# Set problem
Using the material below, work out how many lines contain the word "keskiennuste". Reply with the number and nothing more.

# Entries supplied
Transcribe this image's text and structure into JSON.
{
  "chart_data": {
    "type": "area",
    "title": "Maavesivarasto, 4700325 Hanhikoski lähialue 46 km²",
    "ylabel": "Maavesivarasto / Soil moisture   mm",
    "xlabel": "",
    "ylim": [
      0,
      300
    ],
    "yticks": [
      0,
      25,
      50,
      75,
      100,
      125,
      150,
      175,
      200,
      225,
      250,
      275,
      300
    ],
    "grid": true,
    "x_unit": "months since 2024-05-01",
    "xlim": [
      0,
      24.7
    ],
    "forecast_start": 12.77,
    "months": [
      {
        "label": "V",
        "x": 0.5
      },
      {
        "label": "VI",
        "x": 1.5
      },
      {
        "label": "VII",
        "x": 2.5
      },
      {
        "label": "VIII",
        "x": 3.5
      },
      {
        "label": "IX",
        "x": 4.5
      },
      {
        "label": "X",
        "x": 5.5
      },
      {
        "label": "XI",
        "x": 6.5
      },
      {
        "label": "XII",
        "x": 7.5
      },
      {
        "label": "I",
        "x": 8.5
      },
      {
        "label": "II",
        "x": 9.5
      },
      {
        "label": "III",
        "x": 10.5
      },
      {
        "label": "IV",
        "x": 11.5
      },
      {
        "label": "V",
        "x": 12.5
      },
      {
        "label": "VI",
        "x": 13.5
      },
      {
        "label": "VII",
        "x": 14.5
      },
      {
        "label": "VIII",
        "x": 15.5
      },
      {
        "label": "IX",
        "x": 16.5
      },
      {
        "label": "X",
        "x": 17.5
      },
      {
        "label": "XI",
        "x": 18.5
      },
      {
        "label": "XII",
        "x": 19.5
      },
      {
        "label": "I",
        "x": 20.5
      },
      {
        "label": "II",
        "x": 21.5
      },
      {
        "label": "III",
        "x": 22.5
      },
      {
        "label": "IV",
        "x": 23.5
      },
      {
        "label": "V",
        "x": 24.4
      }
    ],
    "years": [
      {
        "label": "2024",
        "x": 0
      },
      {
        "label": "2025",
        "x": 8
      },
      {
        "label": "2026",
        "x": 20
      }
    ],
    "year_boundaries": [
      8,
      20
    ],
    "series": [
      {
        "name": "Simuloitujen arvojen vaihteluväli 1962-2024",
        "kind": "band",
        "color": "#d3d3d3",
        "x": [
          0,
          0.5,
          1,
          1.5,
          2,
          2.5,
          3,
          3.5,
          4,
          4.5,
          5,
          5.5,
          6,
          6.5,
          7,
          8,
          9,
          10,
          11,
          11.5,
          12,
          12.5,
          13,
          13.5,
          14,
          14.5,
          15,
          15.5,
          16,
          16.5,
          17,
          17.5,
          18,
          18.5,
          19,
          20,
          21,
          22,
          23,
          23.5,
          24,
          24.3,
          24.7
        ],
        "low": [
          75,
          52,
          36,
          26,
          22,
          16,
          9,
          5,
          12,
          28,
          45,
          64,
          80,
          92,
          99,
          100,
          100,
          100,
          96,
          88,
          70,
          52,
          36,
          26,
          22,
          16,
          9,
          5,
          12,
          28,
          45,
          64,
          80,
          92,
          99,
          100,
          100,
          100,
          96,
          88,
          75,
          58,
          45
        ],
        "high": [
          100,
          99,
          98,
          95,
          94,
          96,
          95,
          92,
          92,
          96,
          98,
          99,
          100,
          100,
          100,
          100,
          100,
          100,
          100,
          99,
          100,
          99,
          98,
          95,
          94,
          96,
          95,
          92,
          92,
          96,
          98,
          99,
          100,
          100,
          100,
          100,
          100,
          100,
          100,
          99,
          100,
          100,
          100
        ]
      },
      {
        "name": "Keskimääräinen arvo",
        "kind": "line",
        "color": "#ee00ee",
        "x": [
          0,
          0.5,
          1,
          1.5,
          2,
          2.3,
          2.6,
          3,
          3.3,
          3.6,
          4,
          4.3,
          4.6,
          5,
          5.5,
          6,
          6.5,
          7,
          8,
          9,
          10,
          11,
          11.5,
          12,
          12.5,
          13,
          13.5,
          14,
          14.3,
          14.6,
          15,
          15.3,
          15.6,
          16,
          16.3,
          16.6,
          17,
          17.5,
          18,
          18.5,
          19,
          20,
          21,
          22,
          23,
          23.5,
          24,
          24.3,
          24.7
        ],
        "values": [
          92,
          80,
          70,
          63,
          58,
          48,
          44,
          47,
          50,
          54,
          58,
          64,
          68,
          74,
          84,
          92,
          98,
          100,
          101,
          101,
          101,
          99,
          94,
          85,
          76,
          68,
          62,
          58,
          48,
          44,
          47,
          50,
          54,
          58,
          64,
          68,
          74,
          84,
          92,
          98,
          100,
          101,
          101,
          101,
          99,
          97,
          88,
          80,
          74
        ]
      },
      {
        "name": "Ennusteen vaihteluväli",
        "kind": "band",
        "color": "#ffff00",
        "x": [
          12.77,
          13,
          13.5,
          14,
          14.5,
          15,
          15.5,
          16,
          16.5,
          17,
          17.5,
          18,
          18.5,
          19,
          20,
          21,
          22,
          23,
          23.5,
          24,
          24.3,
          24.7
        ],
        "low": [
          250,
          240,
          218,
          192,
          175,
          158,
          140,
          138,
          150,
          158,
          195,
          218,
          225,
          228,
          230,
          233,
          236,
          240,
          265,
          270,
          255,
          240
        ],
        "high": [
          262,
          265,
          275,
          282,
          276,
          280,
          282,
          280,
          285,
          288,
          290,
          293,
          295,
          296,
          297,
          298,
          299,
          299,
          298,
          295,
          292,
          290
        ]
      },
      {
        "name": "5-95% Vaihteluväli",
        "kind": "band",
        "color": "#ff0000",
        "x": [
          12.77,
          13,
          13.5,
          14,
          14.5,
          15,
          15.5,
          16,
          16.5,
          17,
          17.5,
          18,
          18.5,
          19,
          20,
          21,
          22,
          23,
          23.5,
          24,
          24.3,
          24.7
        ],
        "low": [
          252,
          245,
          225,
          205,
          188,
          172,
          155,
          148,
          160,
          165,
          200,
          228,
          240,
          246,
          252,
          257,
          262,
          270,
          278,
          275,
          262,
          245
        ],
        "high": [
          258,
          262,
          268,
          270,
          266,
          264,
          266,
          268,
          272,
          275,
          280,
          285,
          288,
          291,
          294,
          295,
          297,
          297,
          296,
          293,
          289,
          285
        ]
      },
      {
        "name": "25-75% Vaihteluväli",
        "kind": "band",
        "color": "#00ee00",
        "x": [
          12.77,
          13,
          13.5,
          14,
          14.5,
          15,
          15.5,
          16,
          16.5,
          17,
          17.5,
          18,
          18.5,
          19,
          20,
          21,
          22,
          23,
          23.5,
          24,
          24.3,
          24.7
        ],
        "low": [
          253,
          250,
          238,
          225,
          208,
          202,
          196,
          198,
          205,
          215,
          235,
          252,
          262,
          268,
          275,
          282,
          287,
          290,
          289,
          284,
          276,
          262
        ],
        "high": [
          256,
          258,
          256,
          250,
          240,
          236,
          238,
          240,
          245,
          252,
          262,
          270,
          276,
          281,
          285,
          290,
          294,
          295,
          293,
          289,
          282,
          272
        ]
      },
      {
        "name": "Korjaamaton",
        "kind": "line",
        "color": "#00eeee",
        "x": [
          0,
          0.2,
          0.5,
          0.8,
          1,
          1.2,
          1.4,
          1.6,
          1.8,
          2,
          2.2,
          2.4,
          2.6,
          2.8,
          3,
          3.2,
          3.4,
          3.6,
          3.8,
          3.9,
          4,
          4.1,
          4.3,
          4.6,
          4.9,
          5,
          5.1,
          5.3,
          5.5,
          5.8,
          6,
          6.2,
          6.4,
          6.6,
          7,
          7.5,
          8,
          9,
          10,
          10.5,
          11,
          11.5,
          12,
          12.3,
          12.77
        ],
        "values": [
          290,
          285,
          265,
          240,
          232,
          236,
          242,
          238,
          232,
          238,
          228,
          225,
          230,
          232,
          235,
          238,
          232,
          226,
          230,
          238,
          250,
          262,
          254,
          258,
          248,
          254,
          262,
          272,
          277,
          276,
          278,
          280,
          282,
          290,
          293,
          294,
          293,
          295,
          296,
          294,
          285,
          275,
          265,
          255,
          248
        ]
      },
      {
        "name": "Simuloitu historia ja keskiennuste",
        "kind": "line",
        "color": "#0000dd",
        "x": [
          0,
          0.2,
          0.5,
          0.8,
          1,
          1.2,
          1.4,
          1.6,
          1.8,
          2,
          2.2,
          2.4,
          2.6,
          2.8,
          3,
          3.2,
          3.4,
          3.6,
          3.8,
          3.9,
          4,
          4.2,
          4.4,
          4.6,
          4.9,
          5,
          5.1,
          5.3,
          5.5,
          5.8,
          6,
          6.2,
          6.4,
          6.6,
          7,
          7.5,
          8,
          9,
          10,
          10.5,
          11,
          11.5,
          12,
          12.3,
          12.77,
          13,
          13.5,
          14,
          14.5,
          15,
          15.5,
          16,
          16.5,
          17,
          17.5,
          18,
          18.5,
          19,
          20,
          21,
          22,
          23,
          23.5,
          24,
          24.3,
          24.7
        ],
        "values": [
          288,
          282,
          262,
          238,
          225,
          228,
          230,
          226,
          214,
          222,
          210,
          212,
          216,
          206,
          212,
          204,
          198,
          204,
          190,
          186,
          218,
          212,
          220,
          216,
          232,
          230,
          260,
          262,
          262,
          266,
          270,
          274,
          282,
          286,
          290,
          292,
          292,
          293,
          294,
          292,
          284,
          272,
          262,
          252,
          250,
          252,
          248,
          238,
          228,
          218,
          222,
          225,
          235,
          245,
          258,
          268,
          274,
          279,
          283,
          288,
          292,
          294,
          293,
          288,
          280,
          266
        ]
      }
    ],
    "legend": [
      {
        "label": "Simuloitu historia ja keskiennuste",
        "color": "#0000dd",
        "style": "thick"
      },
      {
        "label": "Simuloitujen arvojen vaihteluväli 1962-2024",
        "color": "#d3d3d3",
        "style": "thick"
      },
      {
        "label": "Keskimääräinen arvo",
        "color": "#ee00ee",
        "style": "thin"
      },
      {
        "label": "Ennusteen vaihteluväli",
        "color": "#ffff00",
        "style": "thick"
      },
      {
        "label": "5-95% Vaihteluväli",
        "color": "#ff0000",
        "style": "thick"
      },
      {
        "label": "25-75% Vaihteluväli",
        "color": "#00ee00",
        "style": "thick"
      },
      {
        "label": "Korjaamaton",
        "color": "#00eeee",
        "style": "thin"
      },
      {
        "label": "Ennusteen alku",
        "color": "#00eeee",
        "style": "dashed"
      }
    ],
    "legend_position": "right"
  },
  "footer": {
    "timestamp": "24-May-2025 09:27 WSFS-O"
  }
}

# Response to the task
2